Please write the listing below out again exactly, leaving every picture behind.
====== Task inputs
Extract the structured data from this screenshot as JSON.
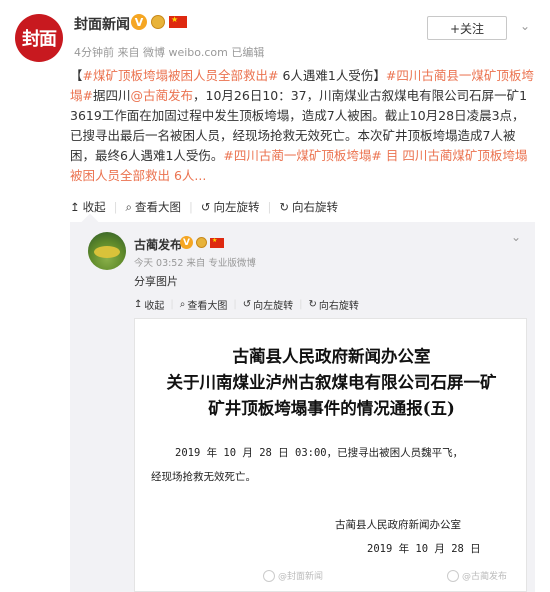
{
  "post": {
    "avatar_text": "封面",
    "user_name": "封面新闻",
    "follow_label": "+关注",
    "more_label": "⌄",
    "meta": "4分钟前 来自 微博 weibo.com  已编辑",
    "text_parts": [
      {
        "t": "【",
        "link": false
      },
      {
        "t": "#煤矿顶板垮塌被困人员全部救出#",
        "link": true
      },
      {
        "t": " 6人遇难1人受伤】",
        "link": false
      },
      {
        "t": "#四川古蔺县一煤矿顶板垮塌#",
        "link": true
      },
      {
        "t": "据四川",
        "link": false
      },
      {
        "t": "@古蔺发布",
        "link": true
      },
      {
        "t": "，10月26日10：37，川南煤业古叙煤电有限公司石屏一矿13619工作面在加固过程中发生顶板垮塌，造成7人被困。截止10月28日凌晨3点，已搜寻出最后一名被困人员，经现场抢救无效死亡。本次矿井顶板垮塌造成7人被困，最终6人遇难1人受伤。",
        "link": false
      },
      {
        "t": "#四川古蔺一煤矿顶板垮塌#",
        "link": true
      },
      {
        "t": "  ",
        "link": false
      },
      {
        "t": "目 四川古蔺煤矿顶板垮塌被困人员全部救出 6人...",
        "link": true
      }
    ]
  },
  "toolbar": {
    "collapse": "收起",
    "view_large": "查看大图",
    "rotate_left": "向左旋转",
    "rotate_right": "向右旋转"
  },
  "repost": {
    "user_name": "古蔺发布",
    "meta": "今天 03:52 来自 专业版微博",
    "text": "分享图片",
    "chevron": "⌄",
    "toolbar": {
      "collapse": "收起",
      "view_large": "查看大图",
      "rotate_left": "向左旋转",
      "rotate_right": "向右旋转"
    }
  },
  "document": {
    "title_line1": "古蔺县人民政府新闻办公室",
    "title_line2": "关于川南煤业泸州古叙煤电有限公司石屏一矿",
    "title_line3": "矿井顶板垮塌事件的情况通报(五)",
    "body_line1": "2019 年 10 月 28 日 03:00，已搜寻出被困人员魏平飞，",
    "body_line2": "经现场抢救无效死亡。",
    "signature": "古蔺县人民政府新闻办公室",
    "date": "2019 年 10 月 28 日",
    "watermark_left": "@封面新闻",
    "watermark_right": "@古蔺发布"
  },
  "colors": {
    "accent_red": "#c8191f",
    "link": "#eb7350",
    "v_badge": "#f5a623"
  }
}
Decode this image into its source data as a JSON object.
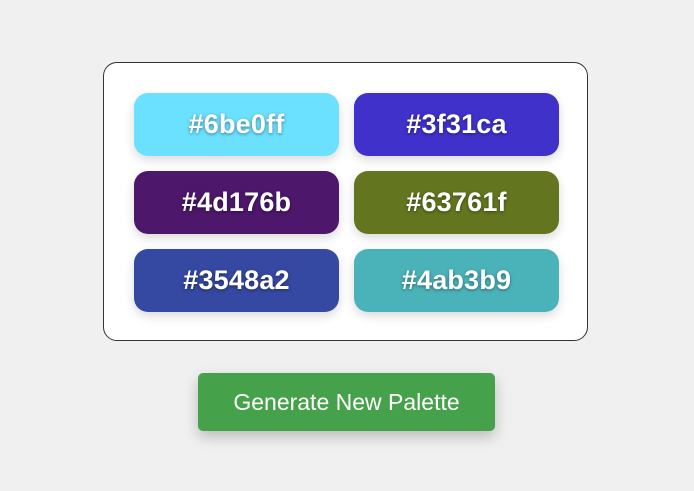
{
  "palette": {
    "swatches": [
      {
        "label": "#6be0ff",
        "color": "#6be0ff"
      },
      {
        "label": "#3f31ca",
        "color": "#3f31ca"
      },
      {
        "label": "#4d176b",
        "color": "#4d176b"
      },
      {
        "label": "#63761f",
        "color": "#63761f"
      },
      {
        "label": "#3548a2",
        "color": "#3548a2"
      },
      {
        "label": "#4ab3b9",
        "color": "#4ab3b9"
      }
    ]
  },
  "actions": {
    "generate_label": "Generate New Palette",
    "generate_color": "#46a24a"
  },
  "theme": {
    "background": "#f0f0f0",
    "card_background": "#ffffff",
    "card_border": "#333333"
  }
}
============
**Response to this task:**
Extract the structured data from this screenshot as JSON.
{
  "post": {
    "avatar_text": "封面",
    "user_name": "封面新闻",
    "follow_label": "+关注",
    "more_label": "⌄",
    "meta": "4分钟前 来自 微博 weibo.com  已编辑",
    "text_parts": [
      {
        "t": "【",
        "link": false
      },
      {
        "t": "#煤矿顶板垮塌被困人员全部救出#",
        "link": true
      },
      {
        "t": " 6人遇难1人受伤】",
        "link": false
      },
      {
        "t": "#四川古蔺县一煤矿顶板垮塌#",
        "link": true
      },
      {
        "t": "据四川",
        "link": false
      },
      {
        "t": "@古蔺发布",
        "link": true
      },
      {
        "t": "，10月26日10：37，川南煤业古叙煤电有限公司石屏一矿13619工作面在加固过程中发生顶板垮塌，造成7人被困。截止10月28日凌晨3点，已搜寻出最后一名被困人员，经现场抢救无效死亡。本次矿井顶板垮塌造成7人被困，最终6人遇难1人受伤。",
        "link": false
      },
      {
        "t": "#四川古蔺一煤矿顶板垮塌#",
        "link": true
      },
      {
        "t": "  ",
        "link": false
      },
      {
        "t": "目 四川古蔺煤矿顶板垮塌被困人员全部救出 6人...",
        "link": true
      }
    ]
  },
  "toolbar": {
    "collapse": "收起",
    "view_large": "查看大图",
    "rotate_left": "向左旋转",
    "rotate_right": "向右旋转"
  },
  "repost": {
    "user_name": "古蔺发布",
    "meta": "今天 03:52 来自 专业版微博",
    "text": "分享图片",
    "chevron": "⌄",
    "toolbar": {
      "collapse": "收起",
      "view_large": "查看大图",
      "rotate_left": "向左旋转",
      "rotate_right": "向右旋转"
    }
  },
  "document": {
    "title_line1": "古蔺县人民政府新闻办公室",
    "title_line2": "关于川南煤业泸州古叙煤电有限公司石屏一矿",
    "title_line3": "矿井顶板垮塌事件的情况通报(五)",
    "body_line1": "2019 年 10 月 28 日 03:00，已搜寻出被困人员魏平飞，",
    "body_line2": "经现场抢救无效死亡。",
    "signature": "古蔺县人民政府新闻办公室",
    "date": "2019 年 10 月 28 日",
    "watermark_left": "@封面新闻",
    "watermark_right": "@古蔺发布"
  },
  "colors": {
    "accent_red": "#c8191f",
    "link": "#eb7350",
    "v_badge": "#f5a623"
  }
}
Decode this image into its source data as a JSON object.
{
  "palette": {
    "swatches": [
      {
        "label": "#6be0ff",
        "color": "#6be0ff"
      },
      {
        "label": "#3f31ca",
        "color": "#3f31ca"
      },
      {
        "label": "#4d176b",
        "color": "#4d176b"
      },
      {
        "label": "#63761f",
        "color": "#63761f"
      },
      {
        "label": "#3548a2",
        "color": "#3548a2"
      },
      {
        "label": "#4ab3b9",
        "color": "#4ab3b9"
      }
    ]
  },
  "actions": {
    "generate_label": "Generate New Palette",
    "generate_color": "#46a24a"
  },
  "theme": {
    "background": "#f0f0f0",
    "card_background": "#ffffff",
    "card_border": "#333333"
  }
}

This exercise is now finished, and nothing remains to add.